[The task] Quote the full listing word for word.

##### Dataset records

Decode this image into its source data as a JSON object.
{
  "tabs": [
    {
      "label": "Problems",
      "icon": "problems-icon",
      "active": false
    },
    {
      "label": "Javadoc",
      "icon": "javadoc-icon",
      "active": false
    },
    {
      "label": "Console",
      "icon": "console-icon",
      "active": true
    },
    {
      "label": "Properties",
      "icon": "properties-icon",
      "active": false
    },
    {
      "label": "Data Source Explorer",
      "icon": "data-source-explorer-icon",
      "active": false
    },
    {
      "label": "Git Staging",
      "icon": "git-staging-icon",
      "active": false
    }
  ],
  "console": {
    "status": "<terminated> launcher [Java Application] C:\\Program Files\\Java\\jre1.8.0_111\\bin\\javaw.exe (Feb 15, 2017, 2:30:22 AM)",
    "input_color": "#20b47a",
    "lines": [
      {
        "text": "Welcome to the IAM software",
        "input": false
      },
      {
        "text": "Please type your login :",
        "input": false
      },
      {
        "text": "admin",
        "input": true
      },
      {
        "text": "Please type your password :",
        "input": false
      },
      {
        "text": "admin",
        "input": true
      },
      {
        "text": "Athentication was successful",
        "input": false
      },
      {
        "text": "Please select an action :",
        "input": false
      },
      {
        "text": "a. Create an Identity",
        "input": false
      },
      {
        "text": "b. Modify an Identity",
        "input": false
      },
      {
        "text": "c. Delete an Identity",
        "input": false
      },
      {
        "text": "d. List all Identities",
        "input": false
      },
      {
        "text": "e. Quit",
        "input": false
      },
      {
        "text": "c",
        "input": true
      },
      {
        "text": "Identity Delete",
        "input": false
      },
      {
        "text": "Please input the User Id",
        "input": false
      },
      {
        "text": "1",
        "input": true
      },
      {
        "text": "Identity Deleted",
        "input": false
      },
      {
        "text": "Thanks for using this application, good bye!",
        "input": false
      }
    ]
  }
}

##########

[Reply to the task]
Decode this image into its source data as a JSON object.
{
  "tabs": [
    {
      "label": "Problems",
      "icon": "problems-icon",
      "active": false
    },
    {
      "label": "Javadoc",
      "icon": "javadoc-icon",
      "active": false
    },
    {
      "label": "Console",
      "icon": "console-icon",
      "active": true
    },
    {
      "label": "Properties",
      "icon": "properties-icon",
      "active": false
    },
    {
      "label": "Data Source Explorer",
      "icon": "data-source-explorer-icon",
      "active": false
    },
    {
      "label": "Git Staging",
      "icon": "git-staging-icon",
      "active": false
    }
  ],
  "console": {
    "status": "<terminated> launcher [Java Application] C:\\Program Files\\Java\\jre1.8.0_111\\bin\\javaw.exe (Feb 15, 2017, 2:30:22 AM)",
    "input_color": "#20b47a",
    "lines": [
      {
        "text": "Welcome to the IAM software",
        "input": false
      },
      {
        "text": "Please type your login :",
        "input": false
      },
      {
        "text": "admin",
        "input": true
      },
      {
        "text": "Please type your password :",
        "input": false
      },
      {
        "text": "admin",
        "input": true
      },
      {
        "text": "Athentication was successful",
        "input": false
      },
      {
        "text": "Please select an action :",
        "input": false
      },
      {
        "text": "a. Create an Identity",
        "input": false
      },
      {
        "text": "b. Modify an Identity",
        "input": false
      },
      {
        "text": "c. Delete an Identity",
        "input": false
      },
      {
        "text": "d. List all Identities",
        "input": false
      },
      {
        "text": "e. Quit",
        "input": false
      },
      {
        "text": "c",
        "input": true
      },
      {
        "text": "Identity Delete",
        "input": false
      },
      {
        "text": "Please input the User Id",
        "input": false
      },
      {
        "text": "1",
        "input": true
      },
      {
        "text": "Identity Deleted",
        "input": false
      },
      {
        "text": "Thanks for using this application, good bye!",
        "input": false
      }
    ]
  }
}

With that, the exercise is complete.